═══ TEXT

Sunday, July 6, 2014

Motivate with a Manifesto

What is important in your teaching and the learning that happens in your classroom?
Have you ever created a classroom manifesto?

At the keynote at the Midwest Google Summitt in March, David Jakes challenged us to create our own manifesto about teaching and learning. Yes, I admit that I am a little behind in getting this one done, but everything in its own time, right? It is one more thing I am feeling good about checking off on my to-do list this summer.

Here's the official definition of a manifesto:

So when I read the definition above I think: What is my platform? What am I about? What is important to me? What are the core beliefs that make up Beth as a teacher and learner and that I want to pass along to my students?

1. We all have something to contribute in the classroom.  When everyone in the learning environment is valued as well as the content being taught, the classroom really gets buzzing with learning! That is what should be happening every day in the courses we teach.
2. It is better to be kind than to be right all the time. Try to understand others and if you don't understand their opinions, just let it go. It goes a long way in building a team outlook and a cohesive group or classroom.
3. The "Stuff" of technology does not make you smarter. Technology provides you with new ways to learn and interact with the material. YOU make yourself grow and YOU deepen your knowledge. In the end, you have to do all of the hard work to reach you goals and soar to new new heights.
4. When things get tough, you have to flip on your GRIT switch. This is by far my favorite qualities and has helped me reach some major goals in my life. We all have it, so let's use it.

5. Dig deep for answers to your questions, whatever they may be. Don't be content with what is on the surface. Investigate more. Ask more questions. Go beyond Page 1 of Google Search results! I really like this image- that is exactly where all the good stuff is!

══════

### SET TASKS
(1) Answer these questions about the post on classroom manifestos:
(a) Who challenged the writer to create a manifesto about teaching and learning?
(b) According to the second belief, what is better than being right all the time?
(c) In the fifth belief, which page of Google Search results does the writer urge readers to go beyond?
(2) Write the next part of the post on classroom manifestos, picking up after its final sentence.

═══ SOURCE MATERIAL

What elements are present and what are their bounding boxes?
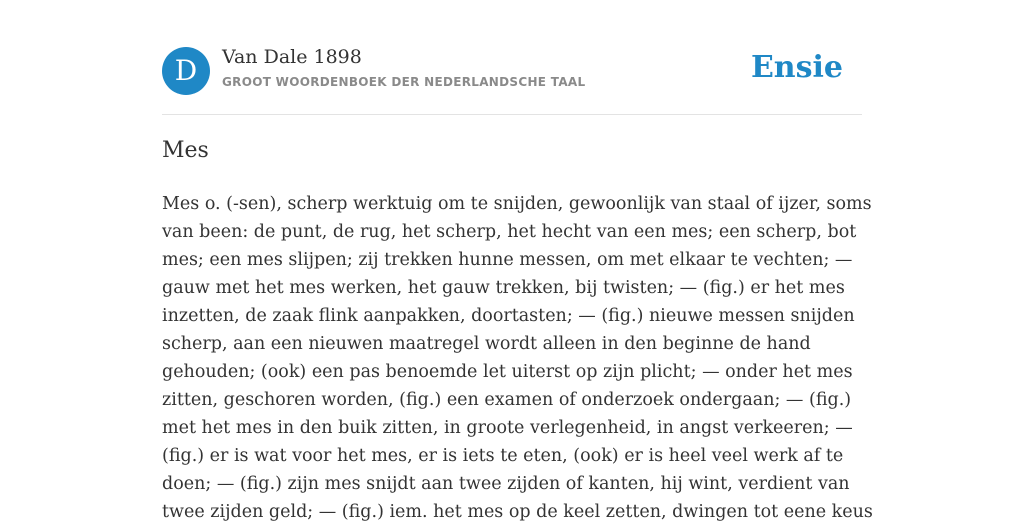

══════

### RESPONSES FOR EACH TASK
(1)
(a) David Jakes
(b) Being kind
(c) Page 1

(2)
6. Be a quiet leader. Lead by your actions and not your ego. To be a quiet leader you need to listen to others, turn down your "ego volume", keep your cool in stressful situations and never ask of others what you would not do yourself, and most importantly avoid the use of social media to broadcast every single accomplishment.
7. Target a few of your interests/talents and take them to the max! Find opportunities to deepen those strengths and as well as share them with others to make a difference in your classroom and community!

These are a few beliefs that I want to share with my students this coming school year to help guide them in positive directions as they learn. I am going to post them on my classroom door for students to see as they enter and prepare for learning.

I challenge you to reflect and make your own manifesto as well.  The manifesto you create this summer will serve to motivate, inspire and personalize the classroom for both you and your students throughout this coming school year! For further encouragement in your manifesto journey, take a look at David Jakes' post about manifestos out on the Internet, or follow his musings on Twitter @djakes - loads of good stuff!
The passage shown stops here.